What to do ▸ Take every line where the string "aqueous" appears and copy it.

>> start

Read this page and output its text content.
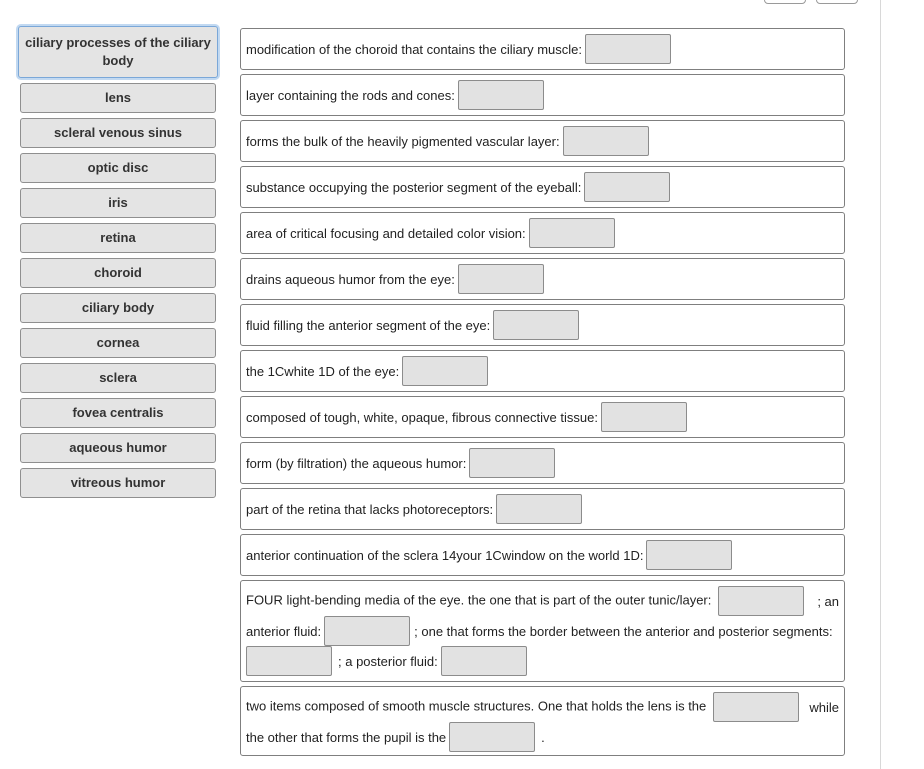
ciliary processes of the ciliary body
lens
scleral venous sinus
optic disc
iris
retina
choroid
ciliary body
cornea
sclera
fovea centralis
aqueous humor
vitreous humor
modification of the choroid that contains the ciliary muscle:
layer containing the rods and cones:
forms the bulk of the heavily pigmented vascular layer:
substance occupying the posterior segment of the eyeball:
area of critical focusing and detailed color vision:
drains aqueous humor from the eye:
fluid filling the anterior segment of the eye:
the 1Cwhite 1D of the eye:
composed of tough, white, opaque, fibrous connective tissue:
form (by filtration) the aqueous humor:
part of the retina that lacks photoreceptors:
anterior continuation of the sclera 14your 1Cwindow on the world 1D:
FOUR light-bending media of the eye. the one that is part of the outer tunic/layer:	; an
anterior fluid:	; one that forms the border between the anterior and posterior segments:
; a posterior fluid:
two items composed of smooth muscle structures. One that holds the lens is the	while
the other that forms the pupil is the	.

>> end
>> start

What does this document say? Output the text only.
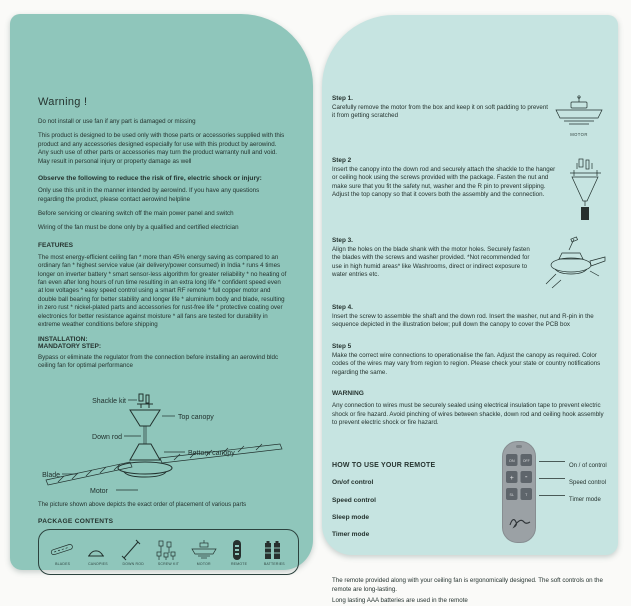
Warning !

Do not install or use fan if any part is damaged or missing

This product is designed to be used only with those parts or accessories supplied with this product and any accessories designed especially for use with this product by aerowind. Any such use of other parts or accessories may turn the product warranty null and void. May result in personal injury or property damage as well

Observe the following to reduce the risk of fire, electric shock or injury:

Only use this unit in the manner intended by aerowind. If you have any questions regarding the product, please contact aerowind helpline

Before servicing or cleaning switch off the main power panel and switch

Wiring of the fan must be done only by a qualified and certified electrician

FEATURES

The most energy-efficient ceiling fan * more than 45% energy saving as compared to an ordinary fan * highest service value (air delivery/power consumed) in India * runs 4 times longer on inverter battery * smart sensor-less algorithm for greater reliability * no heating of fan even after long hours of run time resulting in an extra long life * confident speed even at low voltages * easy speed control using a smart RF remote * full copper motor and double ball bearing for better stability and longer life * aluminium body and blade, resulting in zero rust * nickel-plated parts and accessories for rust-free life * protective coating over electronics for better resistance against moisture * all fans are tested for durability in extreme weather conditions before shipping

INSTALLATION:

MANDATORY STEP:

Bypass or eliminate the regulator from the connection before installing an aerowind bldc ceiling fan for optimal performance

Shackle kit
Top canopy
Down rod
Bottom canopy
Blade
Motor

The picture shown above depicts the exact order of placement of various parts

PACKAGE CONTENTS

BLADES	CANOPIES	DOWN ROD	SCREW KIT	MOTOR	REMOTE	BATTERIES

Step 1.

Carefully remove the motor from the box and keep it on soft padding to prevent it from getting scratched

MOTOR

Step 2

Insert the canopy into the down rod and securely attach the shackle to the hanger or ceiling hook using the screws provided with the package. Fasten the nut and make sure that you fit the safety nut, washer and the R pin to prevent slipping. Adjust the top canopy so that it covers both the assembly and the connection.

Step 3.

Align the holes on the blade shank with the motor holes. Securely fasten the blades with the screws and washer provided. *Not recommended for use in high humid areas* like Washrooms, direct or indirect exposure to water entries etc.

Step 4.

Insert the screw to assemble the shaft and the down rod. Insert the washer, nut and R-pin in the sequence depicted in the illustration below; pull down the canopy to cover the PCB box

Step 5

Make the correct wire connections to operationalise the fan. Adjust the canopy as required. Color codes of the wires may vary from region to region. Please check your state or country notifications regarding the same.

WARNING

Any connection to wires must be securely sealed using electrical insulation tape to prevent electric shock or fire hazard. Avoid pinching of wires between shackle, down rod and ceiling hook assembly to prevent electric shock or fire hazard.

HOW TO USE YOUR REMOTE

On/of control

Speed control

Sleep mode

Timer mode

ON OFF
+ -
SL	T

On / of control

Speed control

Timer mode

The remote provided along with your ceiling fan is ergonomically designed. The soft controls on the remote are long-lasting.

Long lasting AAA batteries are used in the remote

>> end

Written answer ▸
aqueous humor
drains aqueous humor from the eye:
form (by filtration) the aqueous humor:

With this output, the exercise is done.